# DIRECTIONS:
Tally every line of the listing below that holds "temas", then give the tally alone.

# RECORDED DATA:

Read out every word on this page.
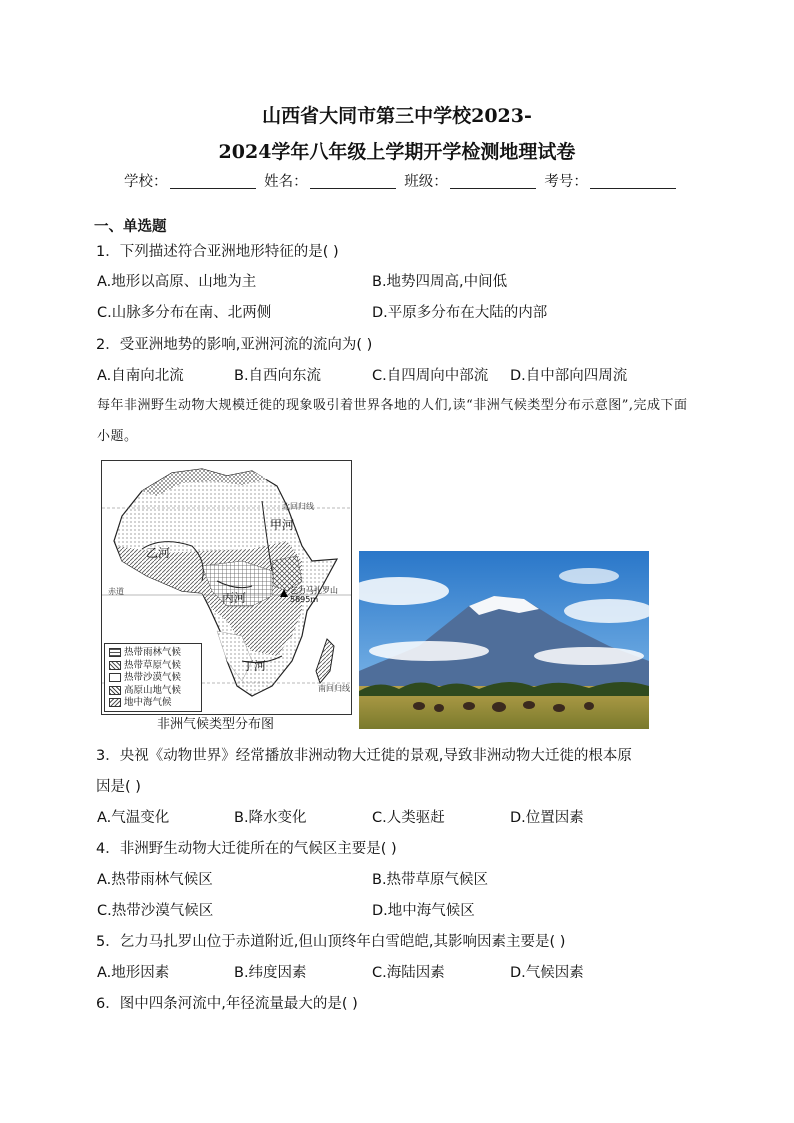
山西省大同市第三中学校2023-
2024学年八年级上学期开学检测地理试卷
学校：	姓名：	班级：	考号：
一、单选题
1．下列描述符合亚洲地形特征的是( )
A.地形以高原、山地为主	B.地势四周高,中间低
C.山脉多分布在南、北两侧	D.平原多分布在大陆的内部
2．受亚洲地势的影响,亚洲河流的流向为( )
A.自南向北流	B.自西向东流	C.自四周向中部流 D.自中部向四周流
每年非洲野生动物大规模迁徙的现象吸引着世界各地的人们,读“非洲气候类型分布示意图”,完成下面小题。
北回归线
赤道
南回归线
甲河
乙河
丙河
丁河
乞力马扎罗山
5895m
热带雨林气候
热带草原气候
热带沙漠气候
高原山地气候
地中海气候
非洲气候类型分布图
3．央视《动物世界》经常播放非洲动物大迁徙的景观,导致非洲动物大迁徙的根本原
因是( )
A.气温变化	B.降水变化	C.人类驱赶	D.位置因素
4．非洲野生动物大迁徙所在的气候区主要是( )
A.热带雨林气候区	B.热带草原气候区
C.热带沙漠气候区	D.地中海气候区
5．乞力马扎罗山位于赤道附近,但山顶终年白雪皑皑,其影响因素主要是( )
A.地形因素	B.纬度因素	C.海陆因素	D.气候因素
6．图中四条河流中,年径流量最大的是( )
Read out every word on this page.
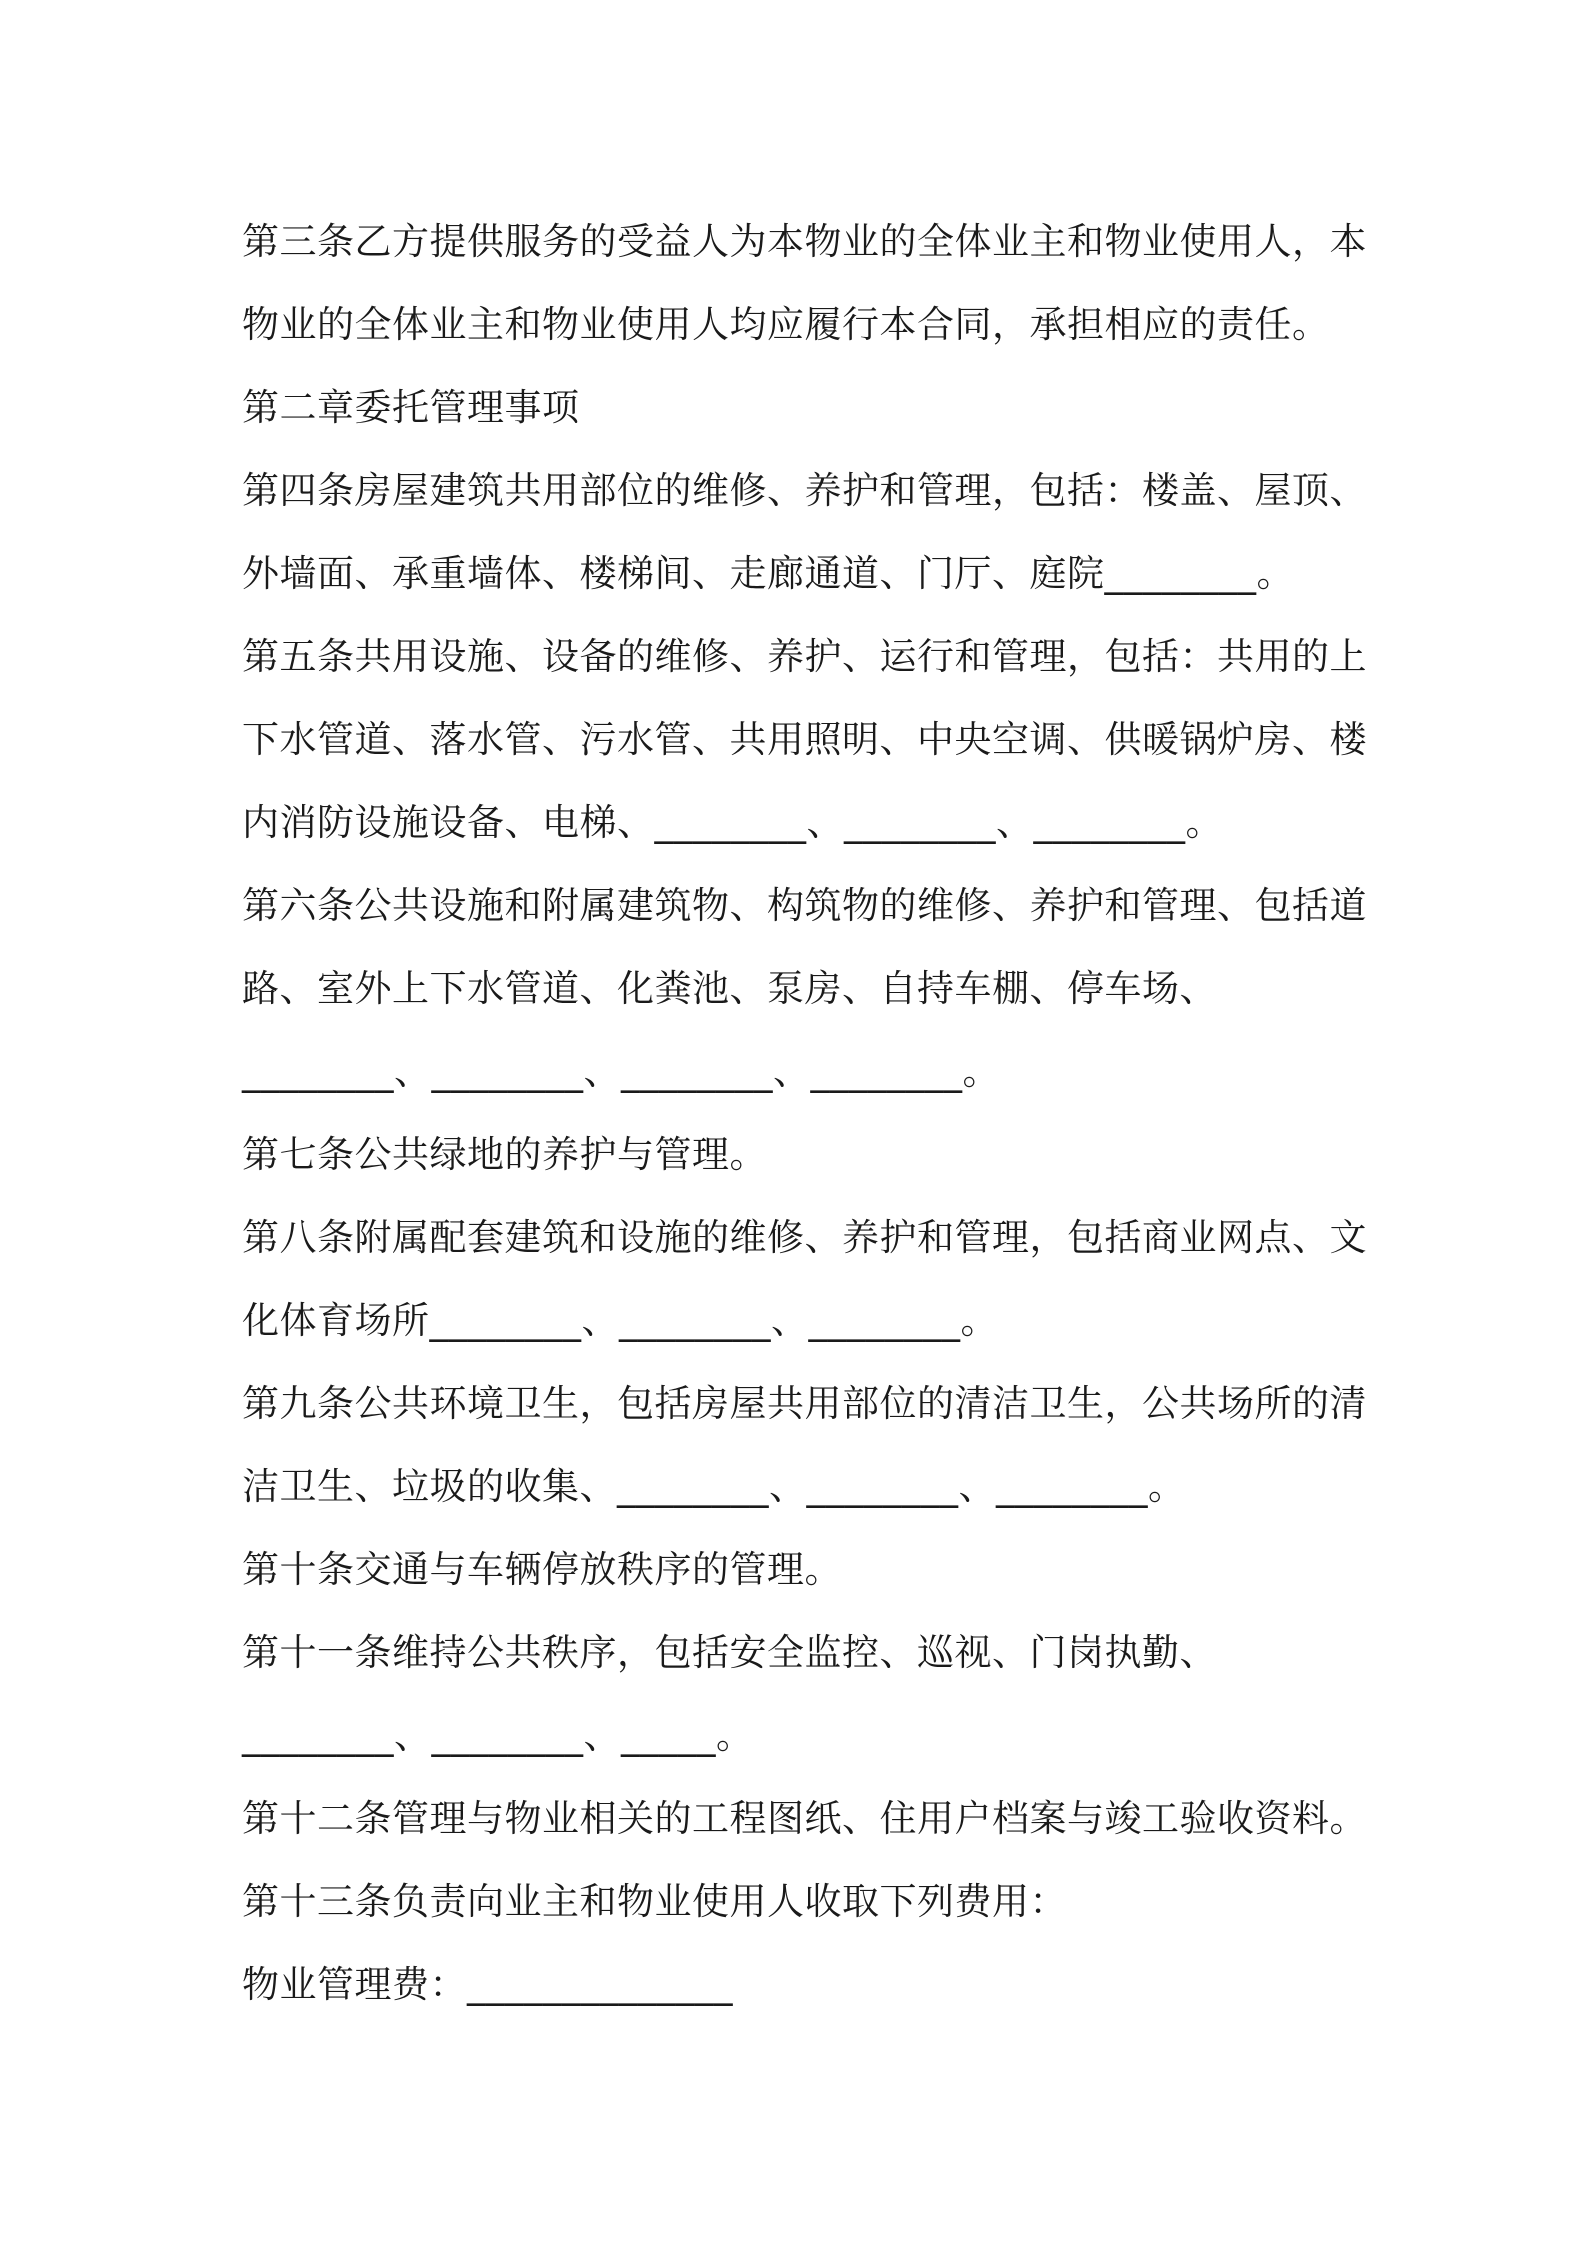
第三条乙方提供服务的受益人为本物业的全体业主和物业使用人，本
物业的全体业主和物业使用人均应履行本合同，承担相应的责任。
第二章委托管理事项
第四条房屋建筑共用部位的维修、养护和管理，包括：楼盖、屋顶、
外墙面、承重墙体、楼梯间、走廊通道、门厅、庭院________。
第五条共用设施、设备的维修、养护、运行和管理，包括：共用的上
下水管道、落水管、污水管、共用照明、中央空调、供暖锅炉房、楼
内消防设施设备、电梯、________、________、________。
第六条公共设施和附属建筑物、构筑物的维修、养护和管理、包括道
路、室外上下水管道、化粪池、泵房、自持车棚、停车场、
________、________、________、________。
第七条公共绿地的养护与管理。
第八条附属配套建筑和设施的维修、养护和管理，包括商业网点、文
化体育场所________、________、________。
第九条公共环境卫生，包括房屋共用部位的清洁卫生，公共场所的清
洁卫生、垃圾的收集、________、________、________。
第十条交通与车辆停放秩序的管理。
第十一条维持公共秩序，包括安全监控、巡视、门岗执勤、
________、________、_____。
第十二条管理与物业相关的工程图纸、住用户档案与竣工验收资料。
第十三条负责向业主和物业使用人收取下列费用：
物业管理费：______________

==

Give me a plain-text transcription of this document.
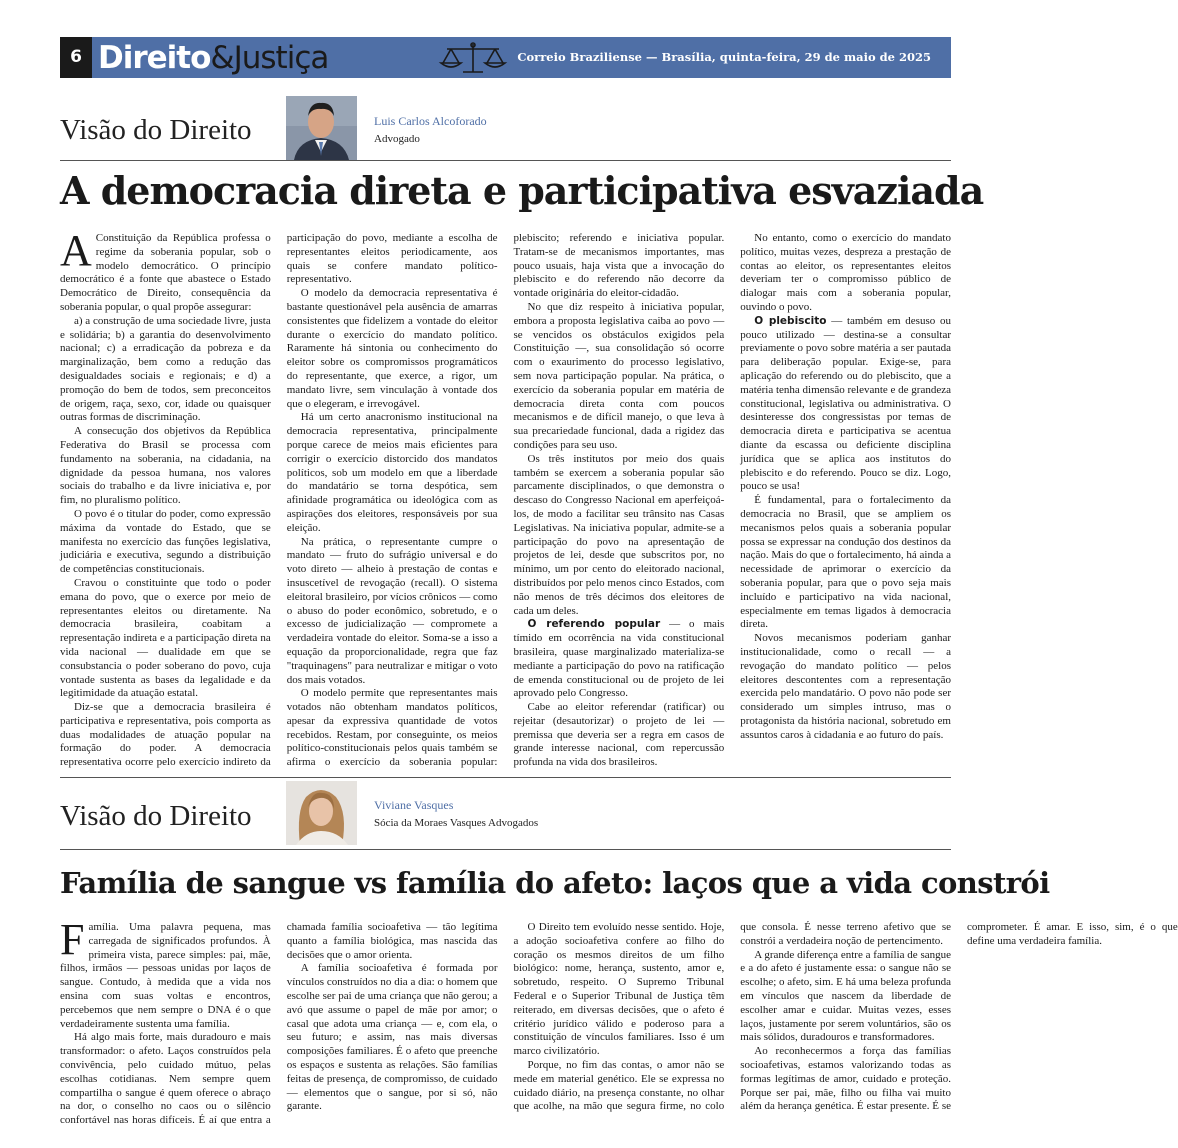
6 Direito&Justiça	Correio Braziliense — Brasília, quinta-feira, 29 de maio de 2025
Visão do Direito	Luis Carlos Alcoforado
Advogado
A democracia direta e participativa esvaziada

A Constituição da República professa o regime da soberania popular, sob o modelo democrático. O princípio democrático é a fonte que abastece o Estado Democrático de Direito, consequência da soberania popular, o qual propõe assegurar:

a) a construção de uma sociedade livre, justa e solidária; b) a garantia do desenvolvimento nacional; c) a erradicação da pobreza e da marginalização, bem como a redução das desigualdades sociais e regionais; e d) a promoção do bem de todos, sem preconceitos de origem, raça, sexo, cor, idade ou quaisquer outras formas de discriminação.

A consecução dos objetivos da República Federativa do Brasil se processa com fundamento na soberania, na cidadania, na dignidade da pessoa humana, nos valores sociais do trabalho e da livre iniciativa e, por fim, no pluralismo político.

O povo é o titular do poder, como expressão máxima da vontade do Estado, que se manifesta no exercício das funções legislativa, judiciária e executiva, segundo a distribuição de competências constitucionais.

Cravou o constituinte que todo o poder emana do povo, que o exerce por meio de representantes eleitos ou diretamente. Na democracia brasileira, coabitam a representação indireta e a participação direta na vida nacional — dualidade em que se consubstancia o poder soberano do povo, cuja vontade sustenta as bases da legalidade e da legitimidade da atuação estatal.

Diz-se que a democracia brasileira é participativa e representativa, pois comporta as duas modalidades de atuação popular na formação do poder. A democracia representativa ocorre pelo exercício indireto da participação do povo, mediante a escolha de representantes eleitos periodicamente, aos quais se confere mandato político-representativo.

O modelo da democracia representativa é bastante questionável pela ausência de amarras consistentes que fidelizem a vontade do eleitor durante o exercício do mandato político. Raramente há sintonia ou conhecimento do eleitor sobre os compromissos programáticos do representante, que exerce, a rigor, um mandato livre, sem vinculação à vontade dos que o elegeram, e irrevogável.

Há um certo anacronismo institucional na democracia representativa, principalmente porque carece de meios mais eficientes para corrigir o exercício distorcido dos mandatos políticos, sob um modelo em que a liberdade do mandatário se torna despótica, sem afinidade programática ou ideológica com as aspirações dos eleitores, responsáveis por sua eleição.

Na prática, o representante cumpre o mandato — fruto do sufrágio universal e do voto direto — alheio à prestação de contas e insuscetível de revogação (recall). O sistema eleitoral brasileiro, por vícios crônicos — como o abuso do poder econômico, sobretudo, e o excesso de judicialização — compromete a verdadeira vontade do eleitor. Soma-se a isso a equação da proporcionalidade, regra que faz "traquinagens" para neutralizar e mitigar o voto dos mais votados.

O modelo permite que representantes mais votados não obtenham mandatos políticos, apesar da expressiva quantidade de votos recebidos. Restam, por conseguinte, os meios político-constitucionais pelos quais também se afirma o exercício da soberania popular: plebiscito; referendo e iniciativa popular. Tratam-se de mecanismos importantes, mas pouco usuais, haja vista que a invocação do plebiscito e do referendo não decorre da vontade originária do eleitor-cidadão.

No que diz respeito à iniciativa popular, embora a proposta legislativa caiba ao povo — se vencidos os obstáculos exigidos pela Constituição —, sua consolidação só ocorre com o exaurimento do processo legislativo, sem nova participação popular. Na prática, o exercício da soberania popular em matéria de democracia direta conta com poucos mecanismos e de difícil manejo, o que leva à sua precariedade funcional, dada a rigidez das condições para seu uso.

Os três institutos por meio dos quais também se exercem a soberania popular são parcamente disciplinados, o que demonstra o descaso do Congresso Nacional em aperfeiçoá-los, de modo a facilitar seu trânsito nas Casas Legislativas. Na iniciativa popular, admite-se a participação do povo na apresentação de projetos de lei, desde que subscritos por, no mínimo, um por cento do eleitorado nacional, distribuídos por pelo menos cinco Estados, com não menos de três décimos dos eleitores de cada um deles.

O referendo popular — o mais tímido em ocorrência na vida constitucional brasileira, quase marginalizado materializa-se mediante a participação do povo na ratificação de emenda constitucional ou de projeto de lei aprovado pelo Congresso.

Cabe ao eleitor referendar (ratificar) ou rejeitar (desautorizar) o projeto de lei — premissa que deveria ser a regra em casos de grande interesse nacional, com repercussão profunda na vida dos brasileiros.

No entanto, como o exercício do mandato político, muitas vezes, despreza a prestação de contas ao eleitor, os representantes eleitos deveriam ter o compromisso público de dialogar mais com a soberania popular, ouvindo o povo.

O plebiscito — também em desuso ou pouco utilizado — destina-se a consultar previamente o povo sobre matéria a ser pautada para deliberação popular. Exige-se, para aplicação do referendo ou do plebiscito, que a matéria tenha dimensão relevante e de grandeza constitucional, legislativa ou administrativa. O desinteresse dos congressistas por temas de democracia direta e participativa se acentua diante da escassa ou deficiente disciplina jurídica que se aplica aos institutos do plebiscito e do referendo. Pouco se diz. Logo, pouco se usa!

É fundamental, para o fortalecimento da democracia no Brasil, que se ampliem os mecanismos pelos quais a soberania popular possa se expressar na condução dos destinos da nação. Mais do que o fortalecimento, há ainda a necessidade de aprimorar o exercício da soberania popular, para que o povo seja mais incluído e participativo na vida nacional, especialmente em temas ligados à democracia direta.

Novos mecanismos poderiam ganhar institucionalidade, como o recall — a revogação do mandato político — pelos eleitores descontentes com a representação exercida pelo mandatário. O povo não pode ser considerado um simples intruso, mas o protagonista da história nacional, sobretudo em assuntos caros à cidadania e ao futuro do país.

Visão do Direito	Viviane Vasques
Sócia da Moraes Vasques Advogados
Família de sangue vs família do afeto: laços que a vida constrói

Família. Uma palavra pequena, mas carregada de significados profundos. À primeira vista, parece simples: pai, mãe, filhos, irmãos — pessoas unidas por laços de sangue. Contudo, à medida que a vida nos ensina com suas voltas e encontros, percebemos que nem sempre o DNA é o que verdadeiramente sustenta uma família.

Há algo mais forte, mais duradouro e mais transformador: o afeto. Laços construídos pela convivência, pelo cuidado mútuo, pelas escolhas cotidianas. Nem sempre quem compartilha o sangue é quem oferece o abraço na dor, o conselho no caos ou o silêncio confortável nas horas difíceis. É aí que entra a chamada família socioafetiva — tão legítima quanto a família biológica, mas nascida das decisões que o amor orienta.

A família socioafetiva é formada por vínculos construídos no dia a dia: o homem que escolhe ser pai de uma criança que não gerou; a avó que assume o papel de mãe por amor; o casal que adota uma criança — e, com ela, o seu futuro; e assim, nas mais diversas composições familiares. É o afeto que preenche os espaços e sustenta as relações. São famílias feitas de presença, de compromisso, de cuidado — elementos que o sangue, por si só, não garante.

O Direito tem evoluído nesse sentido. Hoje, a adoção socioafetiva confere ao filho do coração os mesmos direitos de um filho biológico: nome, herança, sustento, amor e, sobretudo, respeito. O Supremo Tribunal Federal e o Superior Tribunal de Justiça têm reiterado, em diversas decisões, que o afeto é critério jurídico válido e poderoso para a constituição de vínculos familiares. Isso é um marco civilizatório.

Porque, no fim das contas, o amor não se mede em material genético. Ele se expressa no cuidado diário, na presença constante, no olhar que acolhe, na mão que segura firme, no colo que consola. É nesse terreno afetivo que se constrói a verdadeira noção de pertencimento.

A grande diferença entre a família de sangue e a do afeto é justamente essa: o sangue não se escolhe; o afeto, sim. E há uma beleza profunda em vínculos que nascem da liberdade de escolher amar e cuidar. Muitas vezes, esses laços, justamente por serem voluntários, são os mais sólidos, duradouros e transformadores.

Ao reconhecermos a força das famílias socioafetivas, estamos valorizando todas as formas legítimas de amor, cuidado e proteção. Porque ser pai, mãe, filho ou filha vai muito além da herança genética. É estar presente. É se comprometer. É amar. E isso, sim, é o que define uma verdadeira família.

# WORKED ANSWER:
2